Records to process:
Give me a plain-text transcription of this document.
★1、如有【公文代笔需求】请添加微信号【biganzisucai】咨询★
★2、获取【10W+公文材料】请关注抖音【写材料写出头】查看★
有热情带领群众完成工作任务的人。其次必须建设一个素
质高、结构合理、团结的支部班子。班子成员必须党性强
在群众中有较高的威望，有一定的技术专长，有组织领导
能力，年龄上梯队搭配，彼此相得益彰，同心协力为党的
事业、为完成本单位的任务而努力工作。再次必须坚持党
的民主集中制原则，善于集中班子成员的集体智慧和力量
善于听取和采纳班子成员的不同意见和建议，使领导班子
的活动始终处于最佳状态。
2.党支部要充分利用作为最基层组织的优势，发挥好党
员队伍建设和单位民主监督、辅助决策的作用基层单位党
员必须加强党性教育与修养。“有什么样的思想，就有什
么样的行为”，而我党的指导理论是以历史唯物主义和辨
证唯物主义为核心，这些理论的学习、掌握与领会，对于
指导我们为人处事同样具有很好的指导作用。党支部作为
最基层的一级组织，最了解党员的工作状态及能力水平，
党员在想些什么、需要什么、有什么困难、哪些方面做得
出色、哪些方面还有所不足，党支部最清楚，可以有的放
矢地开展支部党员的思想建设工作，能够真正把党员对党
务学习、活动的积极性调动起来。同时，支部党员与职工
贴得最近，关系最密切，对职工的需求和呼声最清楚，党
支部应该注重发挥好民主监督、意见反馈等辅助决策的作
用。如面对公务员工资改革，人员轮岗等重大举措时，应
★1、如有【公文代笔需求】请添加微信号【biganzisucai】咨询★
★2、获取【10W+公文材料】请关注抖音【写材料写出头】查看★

Exercise: Write the listing out again, exactly as shown above.

Written response:
Give me a plain-text transcription of this document.
★1、如有【公文代笔需求】请添加微信号【biganzisucai】咨询★
★2、获取【10W+公文材料】请关注抖音【写材料写出头】查看★
有热情带领群众完成工作任务的人。其次必须建设一个素
质高、结构合理、团结的支部班子。班子成员必须党性强
在群众中有较高的威望，有一定的技术专长，有组织领导
能力，年龄上梯队搭配，彼此相得益彰，同心协力为党的
事业、为完成本单位的任务而努力工作。再次必须坚持党
的民主集中制原则，善于集中班子成员的集体智慧和力量
善于听取和采纳班子成员的不同意见和建议，使领导班子
的活动始终处于最佳状态。
2.党支部要充分利用作为最基层组织的优势，发挥好党
员队伍建设和单位民主监督、辅助决策的作用基层单位党
员必须加强党性教育与修养。“有什么样的思想，就有什
么样的行为”，而我党的指导理论是以历史唯物主义和辨
证唯物主义为核心，这些理论的学习、掌握与领会，对于
指导我们为人处事同样具有很好的指导作用。党支部作为
最基层的一级组织，最了解党员的工作状态及能力水平，
党员在想些什么、需要什么、有什么困难、哪些方面做得
出色、哪些方面还有所不足，党支部最清楚，可以有的放
矢地开展支部党员的思想建设工作，能够真正把党员对党
务学习、活动的积极性调动起来。同时，支部党员与职工
贴得最近，关系最密切，对职工的需求和呼声最清楚，党
支部应该注重发挥好民主监督、意见反馈等辅助决策的作
用。如面对公务员工资改革，人员轮岗等重大举措时，应
★1、如有【公文代笔需求】请添加微信号【biganzisucai】咨询★
★2、获取【10W+公文材料】请关注抖音【写材料写出头】查看★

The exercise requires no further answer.